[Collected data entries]
<<<<

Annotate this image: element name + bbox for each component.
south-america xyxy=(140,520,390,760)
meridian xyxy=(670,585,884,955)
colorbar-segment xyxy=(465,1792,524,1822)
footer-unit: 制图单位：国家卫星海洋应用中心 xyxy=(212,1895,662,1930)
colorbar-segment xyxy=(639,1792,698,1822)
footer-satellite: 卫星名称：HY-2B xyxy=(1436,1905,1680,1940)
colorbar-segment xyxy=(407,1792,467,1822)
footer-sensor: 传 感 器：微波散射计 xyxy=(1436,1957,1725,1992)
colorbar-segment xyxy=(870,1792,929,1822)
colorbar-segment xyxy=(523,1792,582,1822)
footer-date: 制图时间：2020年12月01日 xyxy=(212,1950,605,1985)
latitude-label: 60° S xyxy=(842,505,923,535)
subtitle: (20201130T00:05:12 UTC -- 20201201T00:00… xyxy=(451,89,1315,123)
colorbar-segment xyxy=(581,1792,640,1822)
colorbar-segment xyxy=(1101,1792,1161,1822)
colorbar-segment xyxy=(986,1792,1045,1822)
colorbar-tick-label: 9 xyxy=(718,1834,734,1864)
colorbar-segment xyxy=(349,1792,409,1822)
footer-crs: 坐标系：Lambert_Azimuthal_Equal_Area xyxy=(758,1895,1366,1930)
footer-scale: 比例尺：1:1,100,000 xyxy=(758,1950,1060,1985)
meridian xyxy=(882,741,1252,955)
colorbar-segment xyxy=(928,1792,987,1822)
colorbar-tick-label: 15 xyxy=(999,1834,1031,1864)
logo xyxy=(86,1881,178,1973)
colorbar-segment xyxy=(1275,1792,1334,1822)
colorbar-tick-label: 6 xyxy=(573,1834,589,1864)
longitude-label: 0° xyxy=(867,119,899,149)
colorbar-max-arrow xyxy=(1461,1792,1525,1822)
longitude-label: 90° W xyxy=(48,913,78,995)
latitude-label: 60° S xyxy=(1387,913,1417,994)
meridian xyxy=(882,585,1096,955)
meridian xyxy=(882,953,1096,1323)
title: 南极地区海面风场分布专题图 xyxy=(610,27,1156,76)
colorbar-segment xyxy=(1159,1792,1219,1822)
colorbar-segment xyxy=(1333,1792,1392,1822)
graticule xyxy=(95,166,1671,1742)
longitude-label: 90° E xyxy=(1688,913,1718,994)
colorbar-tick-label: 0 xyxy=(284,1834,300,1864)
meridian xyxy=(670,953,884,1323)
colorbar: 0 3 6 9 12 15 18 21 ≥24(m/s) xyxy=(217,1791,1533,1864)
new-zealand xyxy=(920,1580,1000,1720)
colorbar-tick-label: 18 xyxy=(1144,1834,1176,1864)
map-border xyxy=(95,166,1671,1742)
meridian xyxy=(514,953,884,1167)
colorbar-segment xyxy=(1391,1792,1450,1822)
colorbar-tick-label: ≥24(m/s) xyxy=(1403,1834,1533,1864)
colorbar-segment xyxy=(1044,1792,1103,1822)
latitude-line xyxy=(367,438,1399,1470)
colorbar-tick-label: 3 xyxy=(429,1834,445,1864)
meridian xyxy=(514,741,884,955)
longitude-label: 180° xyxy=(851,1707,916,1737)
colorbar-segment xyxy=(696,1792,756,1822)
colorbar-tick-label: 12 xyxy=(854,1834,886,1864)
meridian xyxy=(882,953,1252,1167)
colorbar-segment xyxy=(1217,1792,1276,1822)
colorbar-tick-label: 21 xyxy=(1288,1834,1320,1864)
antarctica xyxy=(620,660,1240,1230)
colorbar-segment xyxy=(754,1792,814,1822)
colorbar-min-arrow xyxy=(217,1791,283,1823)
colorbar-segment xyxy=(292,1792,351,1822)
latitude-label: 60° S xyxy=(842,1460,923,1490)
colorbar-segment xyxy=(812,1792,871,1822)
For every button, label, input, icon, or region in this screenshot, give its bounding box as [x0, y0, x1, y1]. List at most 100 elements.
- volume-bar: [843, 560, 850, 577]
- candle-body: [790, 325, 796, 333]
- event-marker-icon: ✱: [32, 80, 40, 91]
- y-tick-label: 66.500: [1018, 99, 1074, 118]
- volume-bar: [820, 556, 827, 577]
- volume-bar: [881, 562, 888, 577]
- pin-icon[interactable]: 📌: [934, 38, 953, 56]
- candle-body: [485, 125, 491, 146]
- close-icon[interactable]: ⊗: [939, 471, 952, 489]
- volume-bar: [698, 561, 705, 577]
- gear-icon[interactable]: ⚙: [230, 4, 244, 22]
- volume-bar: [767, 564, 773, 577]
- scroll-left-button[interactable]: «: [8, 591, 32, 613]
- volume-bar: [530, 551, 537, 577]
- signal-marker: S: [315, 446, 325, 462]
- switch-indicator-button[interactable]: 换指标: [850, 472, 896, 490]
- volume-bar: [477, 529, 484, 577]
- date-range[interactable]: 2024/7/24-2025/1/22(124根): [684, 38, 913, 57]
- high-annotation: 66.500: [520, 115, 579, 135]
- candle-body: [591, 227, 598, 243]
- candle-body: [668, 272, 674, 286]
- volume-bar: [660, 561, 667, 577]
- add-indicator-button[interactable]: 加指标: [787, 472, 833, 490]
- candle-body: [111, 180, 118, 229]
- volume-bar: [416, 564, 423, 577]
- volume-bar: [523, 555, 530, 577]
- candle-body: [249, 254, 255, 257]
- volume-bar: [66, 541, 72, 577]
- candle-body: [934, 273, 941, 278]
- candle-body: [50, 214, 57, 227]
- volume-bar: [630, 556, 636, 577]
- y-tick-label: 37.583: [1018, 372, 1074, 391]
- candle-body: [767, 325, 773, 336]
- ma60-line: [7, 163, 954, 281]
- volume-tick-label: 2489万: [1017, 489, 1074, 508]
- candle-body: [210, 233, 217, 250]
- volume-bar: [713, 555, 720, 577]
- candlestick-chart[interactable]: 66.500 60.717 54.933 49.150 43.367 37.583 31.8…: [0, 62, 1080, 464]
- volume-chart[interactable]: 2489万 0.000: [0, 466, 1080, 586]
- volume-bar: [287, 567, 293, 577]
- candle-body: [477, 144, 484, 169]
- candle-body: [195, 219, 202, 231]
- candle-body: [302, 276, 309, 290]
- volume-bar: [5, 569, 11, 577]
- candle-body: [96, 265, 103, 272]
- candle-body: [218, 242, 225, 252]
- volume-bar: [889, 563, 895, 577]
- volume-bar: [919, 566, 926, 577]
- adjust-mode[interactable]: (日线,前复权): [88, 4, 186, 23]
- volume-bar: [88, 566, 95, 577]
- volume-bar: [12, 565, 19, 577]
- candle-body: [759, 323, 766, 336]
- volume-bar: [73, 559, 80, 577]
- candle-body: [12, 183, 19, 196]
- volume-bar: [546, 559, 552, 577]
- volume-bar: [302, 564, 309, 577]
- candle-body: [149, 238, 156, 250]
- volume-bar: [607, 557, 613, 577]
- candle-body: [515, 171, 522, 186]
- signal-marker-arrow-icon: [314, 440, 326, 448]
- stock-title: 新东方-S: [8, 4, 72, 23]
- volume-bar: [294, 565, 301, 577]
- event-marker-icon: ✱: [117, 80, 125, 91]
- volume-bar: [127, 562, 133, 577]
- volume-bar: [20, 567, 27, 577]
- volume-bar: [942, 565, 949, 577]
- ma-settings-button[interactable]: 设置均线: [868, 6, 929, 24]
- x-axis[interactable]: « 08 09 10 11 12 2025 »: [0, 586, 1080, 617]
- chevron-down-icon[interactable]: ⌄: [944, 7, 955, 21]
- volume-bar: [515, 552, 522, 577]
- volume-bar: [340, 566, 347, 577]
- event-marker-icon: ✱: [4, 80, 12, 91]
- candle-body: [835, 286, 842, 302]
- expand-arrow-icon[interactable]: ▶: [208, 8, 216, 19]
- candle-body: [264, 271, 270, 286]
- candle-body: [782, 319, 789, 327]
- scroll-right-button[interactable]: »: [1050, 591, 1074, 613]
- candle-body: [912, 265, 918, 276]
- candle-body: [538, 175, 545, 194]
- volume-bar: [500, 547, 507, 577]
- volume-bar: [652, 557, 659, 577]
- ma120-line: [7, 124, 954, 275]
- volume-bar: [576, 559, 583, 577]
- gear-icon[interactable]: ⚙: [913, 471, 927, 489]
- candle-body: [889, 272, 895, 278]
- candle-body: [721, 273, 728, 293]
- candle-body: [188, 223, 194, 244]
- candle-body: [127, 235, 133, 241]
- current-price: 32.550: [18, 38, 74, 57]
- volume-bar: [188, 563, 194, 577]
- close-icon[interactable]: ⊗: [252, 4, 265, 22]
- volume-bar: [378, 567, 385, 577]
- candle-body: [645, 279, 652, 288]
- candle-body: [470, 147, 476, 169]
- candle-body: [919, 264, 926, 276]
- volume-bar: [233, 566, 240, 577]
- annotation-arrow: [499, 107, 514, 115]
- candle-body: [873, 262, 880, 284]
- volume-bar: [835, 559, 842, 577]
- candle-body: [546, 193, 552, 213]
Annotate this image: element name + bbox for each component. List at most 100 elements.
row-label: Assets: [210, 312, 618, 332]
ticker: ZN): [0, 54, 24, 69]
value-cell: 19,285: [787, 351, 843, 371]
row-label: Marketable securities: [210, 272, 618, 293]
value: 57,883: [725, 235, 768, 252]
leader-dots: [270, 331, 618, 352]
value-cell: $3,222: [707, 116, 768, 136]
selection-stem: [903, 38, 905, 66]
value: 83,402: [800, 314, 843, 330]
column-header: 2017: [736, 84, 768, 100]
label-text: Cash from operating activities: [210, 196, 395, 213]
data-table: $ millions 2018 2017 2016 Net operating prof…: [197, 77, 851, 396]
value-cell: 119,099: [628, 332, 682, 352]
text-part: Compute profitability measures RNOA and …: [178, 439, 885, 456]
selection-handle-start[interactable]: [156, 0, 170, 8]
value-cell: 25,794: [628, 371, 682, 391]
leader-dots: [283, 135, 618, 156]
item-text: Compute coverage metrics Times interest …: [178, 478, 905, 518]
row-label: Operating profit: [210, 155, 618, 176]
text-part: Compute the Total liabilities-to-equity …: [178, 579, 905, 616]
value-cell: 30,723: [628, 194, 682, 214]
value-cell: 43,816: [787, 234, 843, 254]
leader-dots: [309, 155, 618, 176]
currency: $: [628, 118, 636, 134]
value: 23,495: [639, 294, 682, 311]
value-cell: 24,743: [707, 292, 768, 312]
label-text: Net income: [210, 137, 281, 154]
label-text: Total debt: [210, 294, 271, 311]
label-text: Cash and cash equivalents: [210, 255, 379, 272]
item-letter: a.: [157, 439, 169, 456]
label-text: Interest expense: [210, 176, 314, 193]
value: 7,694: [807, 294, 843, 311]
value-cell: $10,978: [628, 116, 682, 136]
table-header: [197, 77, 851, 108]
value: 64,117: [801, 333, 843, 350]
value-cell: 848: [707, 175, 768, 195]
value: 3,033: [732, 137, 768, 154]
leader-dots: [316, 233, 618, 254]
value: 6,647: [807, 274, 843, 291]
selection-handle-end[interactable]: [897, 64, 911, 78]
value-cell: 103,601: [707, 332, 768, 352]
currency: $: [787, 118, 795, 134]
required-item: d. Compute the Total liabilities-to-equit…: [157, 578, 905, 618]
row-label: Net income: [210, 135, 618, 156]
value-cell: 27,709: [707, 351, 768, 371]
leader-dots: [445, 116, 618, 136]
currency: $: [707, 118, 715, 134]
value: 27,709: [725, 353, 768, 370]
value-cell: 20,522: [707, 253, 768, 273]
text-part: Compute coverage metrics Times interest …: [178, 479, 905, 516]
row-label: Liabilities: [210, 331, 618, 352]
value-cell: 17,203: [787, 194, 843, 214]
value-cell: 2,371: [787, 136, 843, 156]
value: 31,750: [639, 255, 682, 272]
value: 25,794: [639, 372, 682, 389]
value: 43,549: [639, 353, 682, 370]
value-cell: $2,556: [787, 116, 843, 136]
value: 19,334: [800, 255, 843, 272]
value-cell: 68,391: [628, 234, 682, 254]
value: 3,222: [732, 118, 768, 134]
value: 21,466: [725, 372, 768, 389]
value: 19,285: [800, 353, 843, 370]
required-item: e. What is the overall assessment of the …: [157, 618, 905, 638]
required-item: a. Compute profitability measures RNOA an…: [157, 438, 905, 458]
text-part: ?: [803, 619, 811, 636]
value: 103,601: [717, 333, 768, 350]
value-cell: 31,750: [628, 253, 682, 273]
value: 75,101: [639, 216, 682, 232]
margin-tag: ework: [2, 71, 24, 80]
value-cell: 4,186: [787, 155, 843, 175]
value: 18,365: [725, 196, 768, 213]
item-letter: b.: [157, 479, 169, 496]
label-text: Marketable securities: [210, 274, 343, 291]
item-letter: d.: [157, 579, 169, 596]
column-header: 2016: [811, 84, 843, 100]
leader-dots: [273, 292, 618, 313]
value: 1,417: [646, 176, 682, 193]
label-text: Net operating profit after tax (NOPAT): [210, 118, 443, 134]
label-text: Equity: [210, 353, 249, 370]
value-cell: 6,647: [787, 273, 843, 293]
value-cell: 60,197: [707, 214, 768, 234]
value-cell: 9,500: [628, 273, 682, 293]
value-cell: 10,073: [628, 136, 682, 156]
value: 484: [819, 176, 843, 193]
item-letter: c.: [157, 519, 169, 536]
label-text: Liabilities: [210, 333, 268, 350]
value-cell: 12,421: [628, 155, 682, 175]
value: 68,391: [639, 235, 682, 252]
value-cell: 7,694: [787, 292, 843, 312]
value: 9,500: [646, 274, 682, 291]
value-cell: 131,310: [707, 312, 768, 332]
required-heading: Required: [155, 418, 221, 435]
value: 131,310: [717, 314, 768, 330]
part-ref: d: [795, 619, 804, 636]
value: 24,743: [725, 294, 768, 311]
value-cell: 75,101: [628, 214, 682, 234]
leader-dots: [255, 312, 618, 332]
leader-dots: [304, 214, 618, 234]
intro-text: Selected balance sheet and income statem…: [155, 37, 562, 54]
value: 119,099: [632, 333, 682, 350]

>>>>

**TASK DESCRIPTION**
Reproduce verbatim the portion of the lines above that runs from the first line through the line containing "footer-satellite: 卫星名称：HY-2B xyxy=(1436,1905,1680,1940)", with both ends included.

**SOLUTION TO THIS TASK**
Annotate this image: element name + bbox for each component.
south-america xyxy=(140,520,390,760)
meridian xyxy=(670,585,884,955)
colorbar-segment xyxy=(465,1792,524,1822)
footer-unit: 制图单位：国家卫星海洋应用中心 xyxy=(212,1895,662,1930)
colorbar-segment xyxy=(639,1792,698,1822)
footer-satellite: 卫星名称：HY-2B xyxy=(1436,1905,1680,1940)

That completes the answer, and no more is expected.